DIRECTION: Every entry should be repeated exactly. Omit the pictures.

STORED DATA:
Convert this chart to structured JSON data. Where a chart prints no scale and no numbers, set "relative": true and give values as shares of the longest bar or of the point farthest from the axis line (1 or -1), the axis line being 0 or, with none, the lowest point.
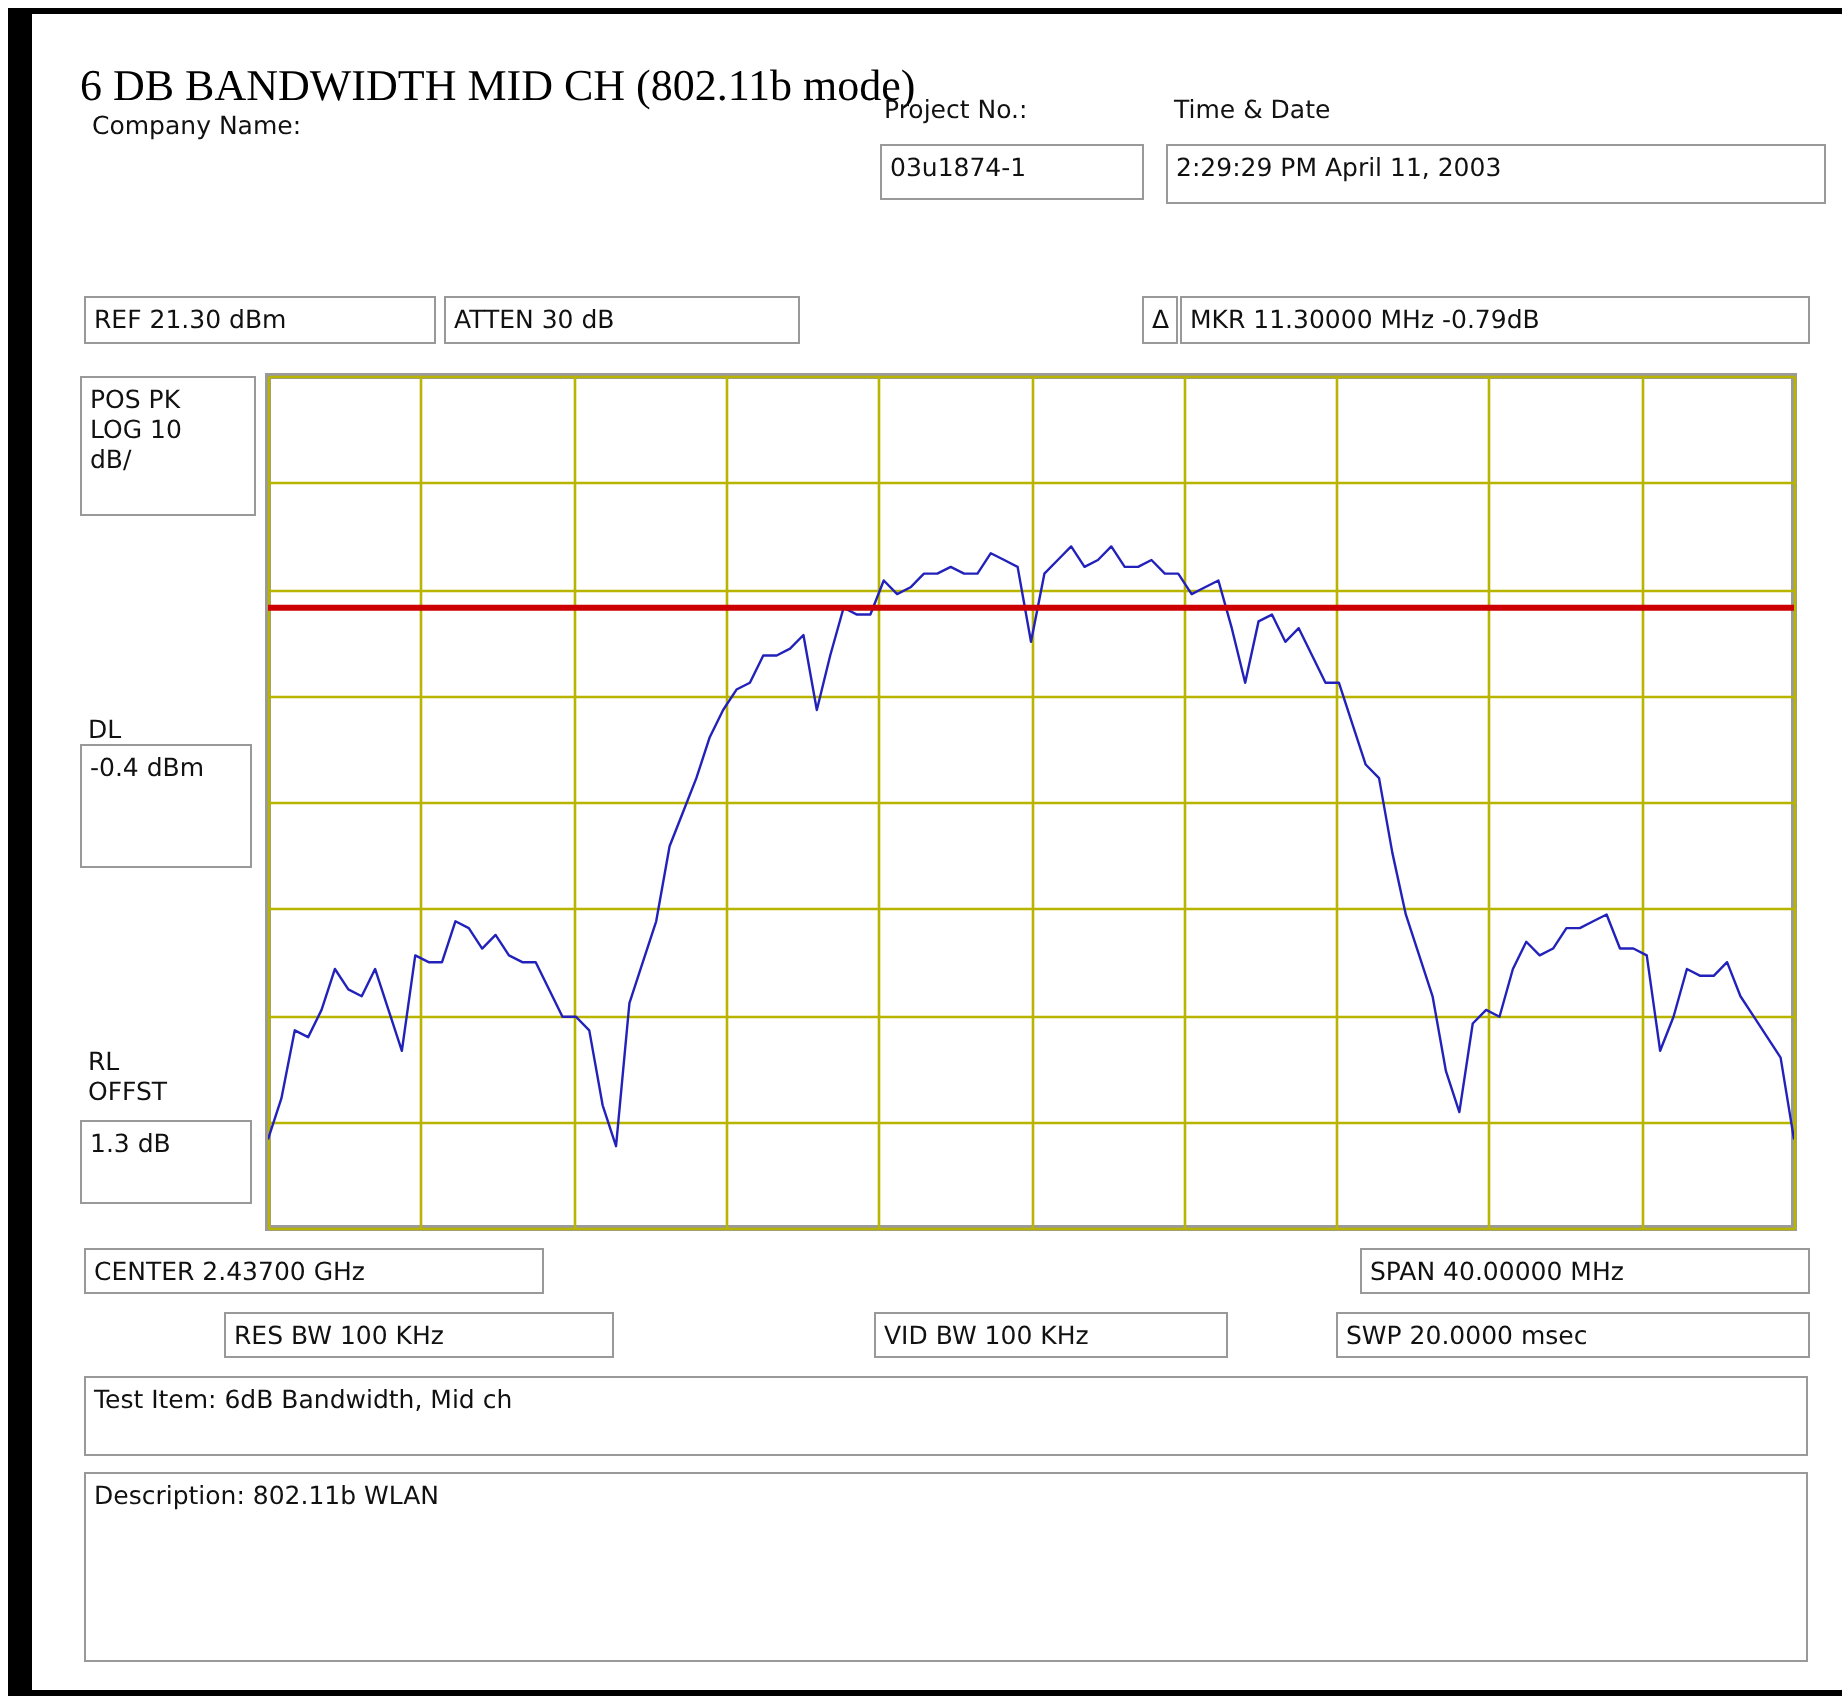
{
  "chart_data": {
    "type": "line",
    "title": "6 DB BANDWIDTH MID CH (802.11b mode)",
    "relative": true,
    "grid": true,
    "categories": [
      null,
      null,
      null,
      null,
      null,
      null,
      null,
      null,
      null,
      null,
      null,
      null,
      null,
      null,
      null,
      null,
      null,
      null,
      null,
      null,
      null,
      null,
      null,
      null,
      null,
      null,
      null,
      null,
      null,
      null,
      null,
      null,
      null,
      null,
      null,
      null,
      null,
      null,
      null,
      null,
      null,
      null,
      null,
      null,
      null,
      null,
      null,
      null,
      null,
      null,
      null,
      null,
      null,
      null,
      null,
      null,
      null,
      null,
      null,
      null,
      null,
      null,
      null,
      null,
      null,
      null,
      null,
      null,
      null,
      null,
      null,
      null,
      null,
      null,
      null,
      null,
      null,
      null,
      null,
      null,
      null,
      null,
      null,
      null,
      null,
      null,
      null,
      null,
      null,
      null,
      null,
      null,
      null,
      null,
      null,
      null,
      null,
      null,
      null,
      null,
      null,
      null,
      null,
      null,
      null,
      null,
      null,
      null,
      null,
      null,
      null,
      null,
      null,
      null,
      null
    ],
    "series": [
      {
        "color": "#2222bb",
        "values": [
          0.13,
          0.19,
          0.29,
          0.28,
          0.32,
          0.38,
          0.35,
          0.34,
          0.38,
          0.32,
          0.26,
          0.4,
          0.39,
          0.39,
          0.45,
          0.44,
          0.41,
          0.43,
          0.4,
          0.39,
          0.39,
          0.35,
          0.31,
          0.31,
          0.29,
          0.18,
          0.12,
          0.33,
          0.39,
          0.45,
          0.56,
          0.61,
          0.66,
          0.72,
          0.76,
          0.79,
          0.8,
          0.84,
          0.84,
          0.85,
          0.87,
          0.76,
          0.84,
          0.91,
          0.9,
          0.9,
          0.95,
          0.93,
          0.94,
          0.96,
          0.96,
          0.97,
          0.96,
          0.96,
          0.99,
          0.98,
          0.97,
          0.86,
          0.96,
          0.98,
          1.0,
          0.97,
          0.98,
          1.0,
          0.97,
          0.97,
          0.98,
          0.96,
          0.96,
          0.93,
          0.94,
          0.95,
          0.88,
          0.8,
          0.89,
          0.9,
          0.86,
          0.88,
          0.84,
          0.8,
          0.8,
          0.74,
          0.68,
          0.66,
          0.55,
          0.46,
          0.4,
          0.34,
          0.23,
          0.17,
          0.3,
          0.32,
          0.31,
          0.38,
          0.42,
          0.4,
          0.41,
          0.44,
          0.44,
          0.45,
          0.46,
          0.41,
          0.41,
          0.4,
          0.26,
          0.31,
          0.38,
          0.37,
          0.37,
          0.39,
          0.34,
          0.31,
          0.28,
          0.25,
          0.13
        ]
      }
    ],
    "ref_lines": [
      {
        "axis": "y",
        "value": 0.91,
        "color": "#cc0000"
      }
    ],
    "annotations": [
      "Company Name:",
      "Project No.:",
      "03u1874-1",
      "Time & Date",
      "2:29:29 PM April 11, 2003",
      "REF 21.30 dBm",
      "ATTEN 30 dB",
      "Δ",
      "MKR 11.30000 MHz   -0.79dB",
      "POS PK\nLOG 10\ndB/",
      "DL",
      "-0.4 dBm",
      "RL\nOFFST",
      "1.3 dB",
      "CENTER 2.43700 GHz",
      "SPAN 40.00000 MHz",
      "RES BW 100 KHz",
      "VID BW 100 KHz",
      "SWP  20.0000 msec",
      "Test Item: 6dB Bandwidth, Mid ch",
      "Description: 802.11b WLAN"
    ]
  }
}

RESULT OF THIS EXERCISE:
Convert this chart to structured JSON data. Where a chart prints no scale and no numbers, set "relative": true and give values as shares of the longest bar or of the point farthest from the axis line (1 or -1), the axis line being 0 or, with none, the lowest point.
{
  "chart_data": {
    "type": "line",
    "title": "6 DB BANDWIDTH MID CH (802.11b mode)",
    "relative": true,
    "grid": true,
    "categories": [
      null,
      null,
      null,
      null,
      null,
      null,
      null,
      null,
      null,
      null,
      null,
      null,
      null,
      null,
      null,
      null,
      null,
      null,
      null,
      null,
      null,
      null,
      null,
      null,
      null,
      null,
      null,
      null,
      null,
      null,
      null,
      null,
      null,
      null,
      null,
      null,
      null,
      null,
      null,
      null,
      null,
      null,
      null,
      null,
      null,
      null,
      null,
      null,
      null,
      null,
      null,
      null,
      null,
      null,
      null,
      null,
      null,
      null,
      null,
      null,
      null,
      null,
      null,
      null,
      null,
      null,
      null,
      null,
      null,
      null,
      null,
      null,
      null,
      null,
      null,
      null,
      null,
      null,
      null,
      null,
      null,
      null,
      null,
      null,
      null,
      null,
      null,
      null,
      null,
      null,
      null,
      null,
      null,
      null,
      null,
      null,
      null,
      null,
      null,
      null,
      null,
      null,
      null,
      null,
      null,
      null,
      null,
      null,
      null,
      null,
      null,
      null,
      null,
      null,
      null
    ],
    "series": [
      {
        "color": "#2222bb",
        "values": [
          0.13,
          0.19,
          0.29,
          0.28,
          0.32,
          0.38,
          0.35,
          0.34,
          0.38,
          0.32,
          0.26,
          0.4,
          0.39,
          0.39,
          0.45,
          0.44,
          0.41,
          0.43,
          0.4,
          0.39,
          0.39,
          0.35,
          0.31,
          0.31,
          0.29,
          0.18,
          0.12,
          0.33,
          0.39,
          0.45,
          0.56,
          0.61,
          0.66,
          0.72,
          0.76,
          0.79,
          0.8,
          0.84,
          0.84,
          0.85,
          0.87,
          0.76,
          0.84,
          0.91,
          0.9,
          0.9,
          0.95,
          0.93,
          0.94,
          0.96,
          0.96,
          0.97,
          0.96,
          0.96,
          0.99,
          0.98,
          0.97,
          0.86,
          0.96,
          0.98,
          1.0,
          0.97,
          0.98,
          1.0,
          0.97,
          0.97,
          0.98,
          0.96,
          0.96,
          0.93,
          0.94,
          0.95,
          0.88,
          0.8,
          0.89,
          0.9,
          0.86,
          0.88,
          0.84,
          0.8,
          0.8,
          0.74,
          0.68,
          0.66,
          0.55,
          0.46,
          0.4,
          0.34,
          0.23,
          0.17,
          0.3,
          0.32,
          0.31,
          0.38,
          0.42,
          0.4,
          0.41,
          0.44,
          0.44,
          0.45,
          0.46,
          0.41,
          0.41,
          0.4,
          0.26,
          0.31,
          0.38,
          0.37,
          0.37,
          0.39,
          0.34,
          0.31,
          0.28,
          0.25,
          0.13
        ]
      }
    ],
    "ref_lines": [
      {
        "axis": "y",
        "value": 0.91,
        "color": "#cc0000"
      }
    ],
    "annotations": [
      "Company Name:",
      "Project No.:",
      "03u1874-1",
      "Time & Date",
      "2:29:29 PM April 11, 2003",
      "REF 21.30 dBm",
      "ATTEN 30 dB",
      "Δ",
      "MKR 11.30000 MHz   -0.79dB",
      "POS PK\nLOG 10\ndB/",
      "DL",
      "-0.4 dBm",
      "RL\nOFFST",
      "1.3 dB",
      "CENTER 2.43700 GHz",
      "SPAN 40.00000 MHz",
      "RES BW 100 KHz",
      "VID BW 100 KHz",
      "SWP  20.0000 msec",
      "Test Item: 6dB Bandwidth, Mid ch",
      "Description: 802.11b WLAN"
    ]
  }
}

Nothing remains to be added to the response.